**Aim:** Write out every line below that includes the word "text".

**Task input:**

#####

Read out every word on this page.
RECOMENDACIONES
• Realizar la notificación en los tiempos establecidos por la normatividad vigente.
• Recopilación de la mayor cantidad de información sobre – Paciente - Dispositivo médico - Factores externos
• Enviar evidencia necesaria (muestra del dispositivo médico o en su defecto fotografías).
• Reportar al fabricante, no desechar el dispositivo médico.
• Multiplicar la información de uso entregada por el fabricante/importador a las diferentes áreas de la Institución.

#####

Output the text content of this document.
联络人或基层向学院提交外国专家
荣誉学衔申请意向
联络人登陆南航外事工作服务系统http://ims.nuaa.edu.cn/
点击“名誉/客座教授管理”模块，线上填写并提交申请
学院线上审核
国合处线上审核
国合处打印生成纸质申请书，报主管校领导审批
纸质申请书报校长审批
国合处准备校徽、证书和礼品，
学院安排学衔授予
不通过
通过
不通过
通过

#####

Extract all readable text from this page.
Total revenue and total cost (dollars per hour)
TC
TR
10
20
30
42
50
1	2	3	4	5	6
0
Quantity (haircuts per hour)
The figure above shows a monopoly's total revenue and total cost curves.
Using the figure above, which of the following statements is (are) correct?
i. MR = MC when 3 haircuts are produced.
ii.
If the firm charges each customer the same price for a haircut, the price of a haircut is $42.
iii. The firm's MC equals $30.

#####

**Response:**
Output the text content of this document.
Extract all readable text from this page.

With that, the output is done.